Written task:
Leave out the pictures; transcribe all else exactly.

■ ■ ■

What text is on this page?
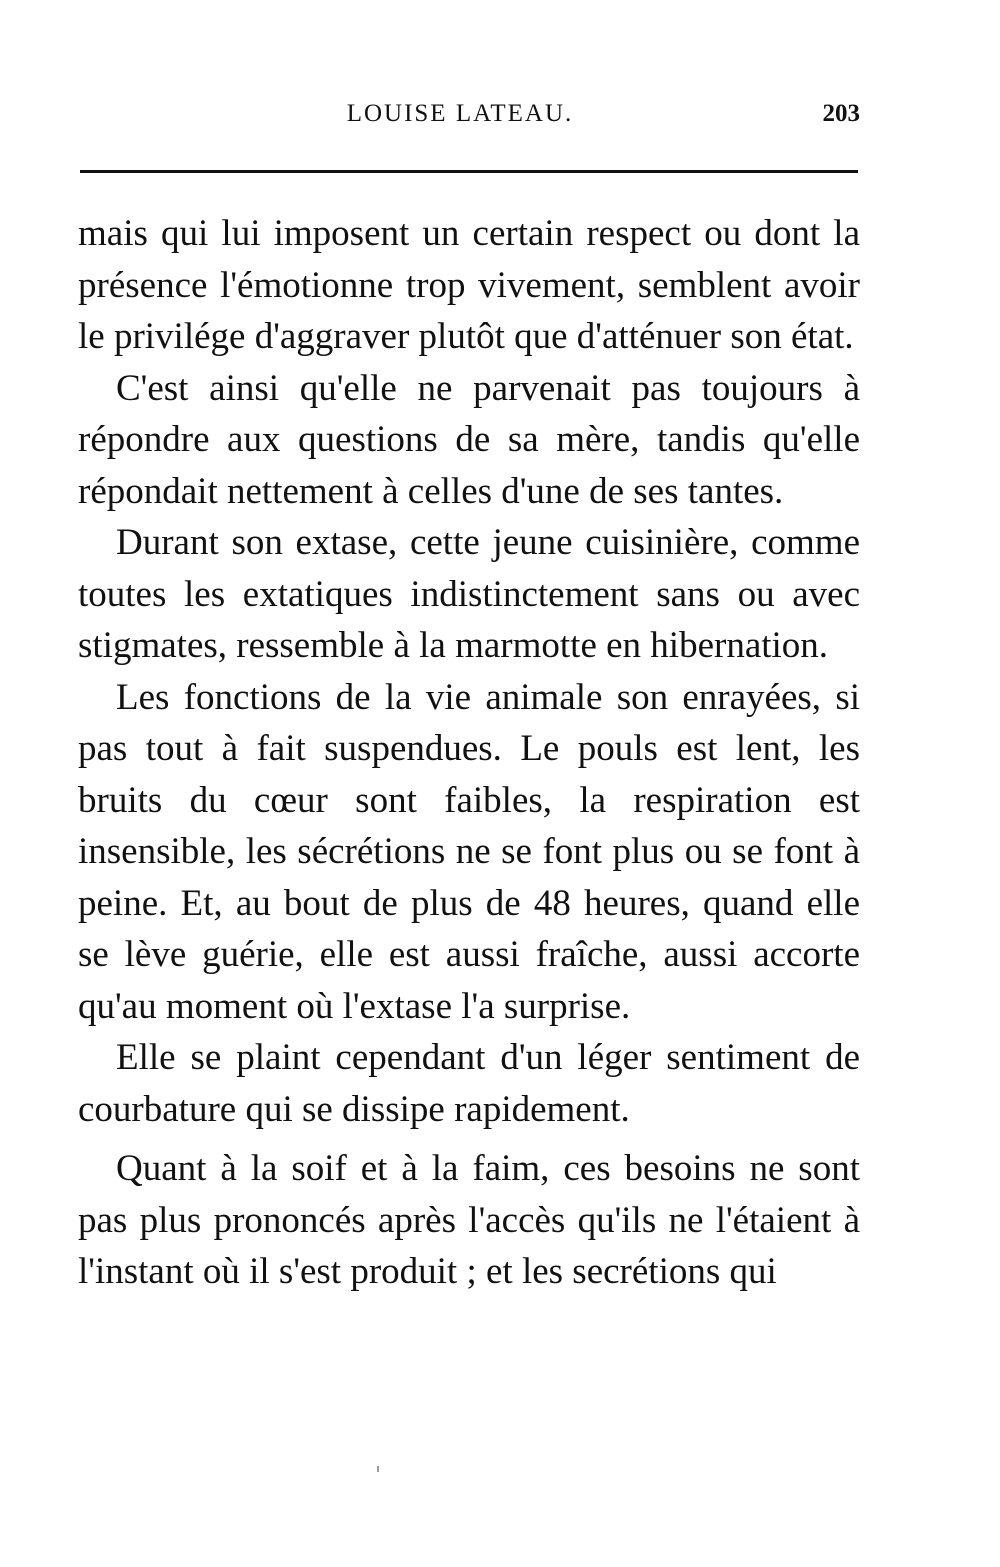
LOUISE LATEAU.	203

mais qui lui imposent un certain respect ou dont la présence l'émotionne trop vivement, semblent avoir le privilége d'aggraver plutôt que d'atténuer son état.

C'est ainsi qu'elle ne parvenait pas toujours à répondre aux questions de sa mère, tandis qu'elle répondait nettement à celles d'une de ses tantes.

Durant son extase, cette jeune cuisinière, comme toutes les extatiques indistinctement sans ou avec stigmates, ressemble à la marmotte en hibernation.

Les fonctions de la vie animale son enrayées, si pas tout à fait suspendues. Le pouls est lent, les bruits du cœur sont faibles, la respiration est insensible, les sécrétions ne se font plus ou se font à peine. Et, au bout de plus de 48 heures, quand elle se lève guérie, elle est aussi fraîche, aussi accorte qu'au moment où l'extase l'a surprise.

Elle se plaint cependant d'un léger sentiment de courbature qui se dissipe rapidement.

Quant à la soif et à la faim, ces besoins ne sont pas plus prononcés après l'accès qu'ils ne l'étaient à l'instant où il s'est produit ; et les secrétions qui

■ ■ ■

Result of this exercise:
What text is on this page?
LOUISE LATEAU.	203

mais qui lui imposent un certain respect ou dont la présence l'émotionne trop vivement, semblent avoir le privilége d'aggraver plutôt que d'atténuer son état.

C'est ainsi qu'elle ne parvenait pas toujours à répondre aux questions de sa mère, tandis qu'elle répondait nettement à celles d'une de ses tantes.

Durant son extase, cette jeune cuisinière, comme toutes les extatiques indistinctement sans ou avec stigmates, ressemble à la marmotte en hibernation.

Les fonctions de la vie animale son enrayées, si pas tout à fait suspendues. Le pouls est lent, les bruits du cœur sont faibles, la respiration est insensible, les sécrétions ne se font plus ou se font à peine. Et, au bout de plus de 48 heures, quand elle se lève guérie, elle est aussi fraîche, aussi accorte qu'au moment où l'extase l'a surprise.

Elle se plaint cependant d'un léger sentiment de courbature qui se dissipe rapidement.

Quant à la soif et à la faim, ces besoins ne sont pas plus prononcés après l'accès qu'ils ne l'étaient à l'instant où il s'est produit ; et les secrétions qui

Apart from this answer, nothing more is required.